Report, as a bare number, how many lines of the material below contain the word "content".

[Begin RECORD EXTRACTS]

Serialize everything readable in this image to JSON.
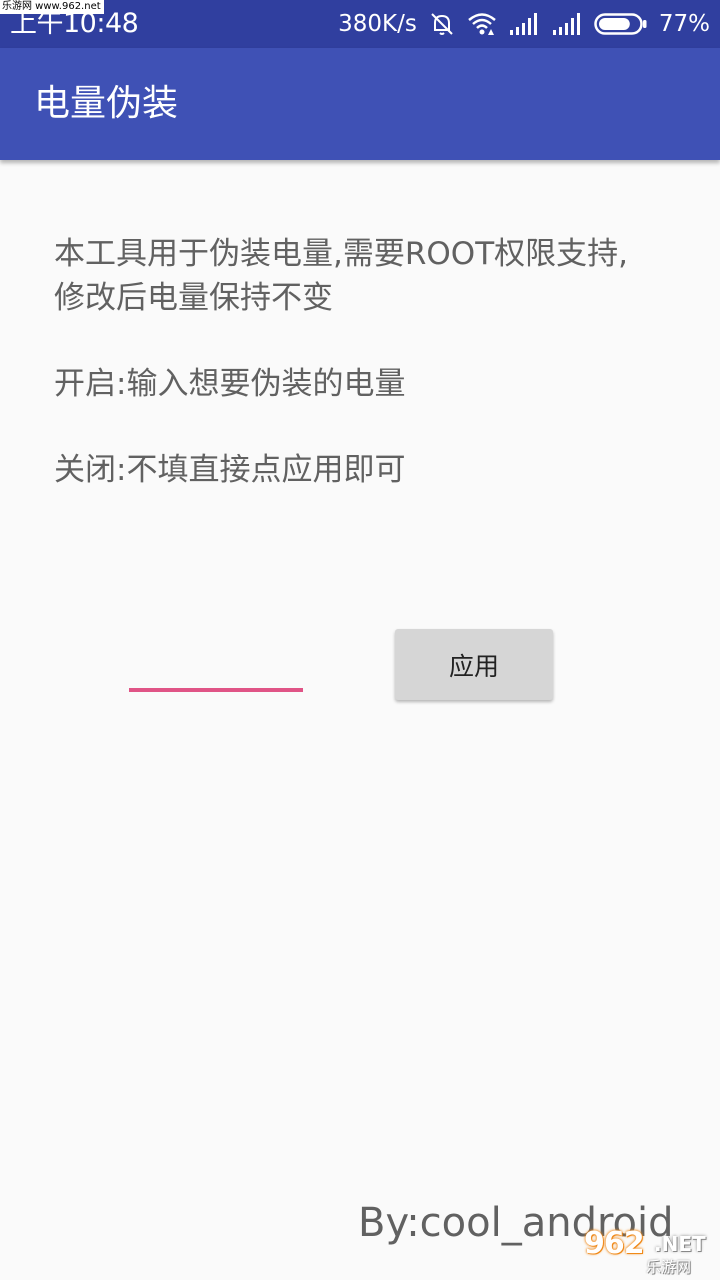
{
  "status_bar": {
    "time": "上午10:48",
    "net_speed": "380K/s",
    "battery_percent": "77%",
    "battery_level": 0.77,
    "icons": [
      "mute-icon",
      "wifi-icon",
      "signal-icon",
      "signal-icon",
      "battery-icon"
    ]
  },
  "watermark": {
    "top_text": "乐游网 www.962.net",
    "logo_main": "962",
    "logo_net": ".NET",
    "logo_sub": "乐游网"
  },
  "app_bar": {
    "title": "电量伪装"
  },
  "content": {
    "description": "本工具用于伪装电量,需要ROOT权限支持, 修改后电量保持不变",
    "enable_hint": "开启:输入想要伪装的电量",
    "disable_hint": "关闭:不填直接点应用即可"
  },
  "form": {
    "battery_input_value": "",
    "apply_label": "应用"
  },
  "footer": {
    "author": "By:cool_android"
  },
  "colors": {
    "status_bar": "#303f9f",
    "app_bar": "#3f51b5",
    "background": "#fafafa",
    "accent_underline": "#e05486",
    "button": "#d6d6d6",
    "body_text": "#616161"
  }
}
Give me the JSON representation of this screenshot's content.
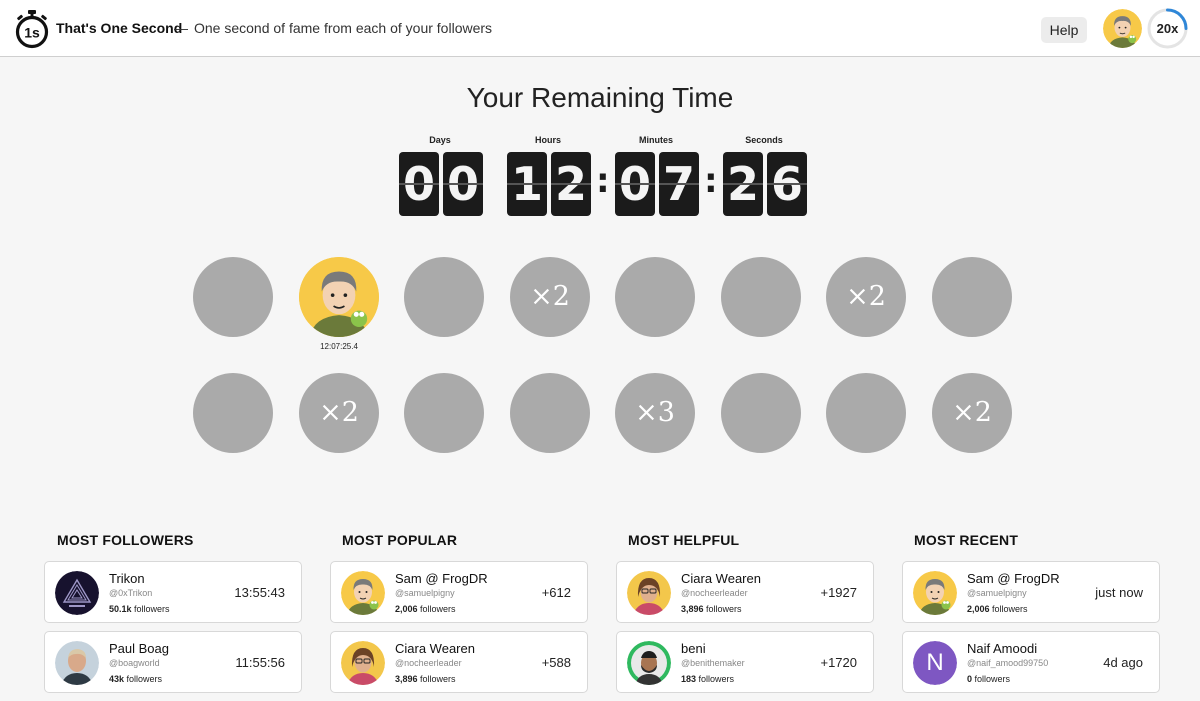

[End RECORD EXTRACTS]

### TASK RESULT
2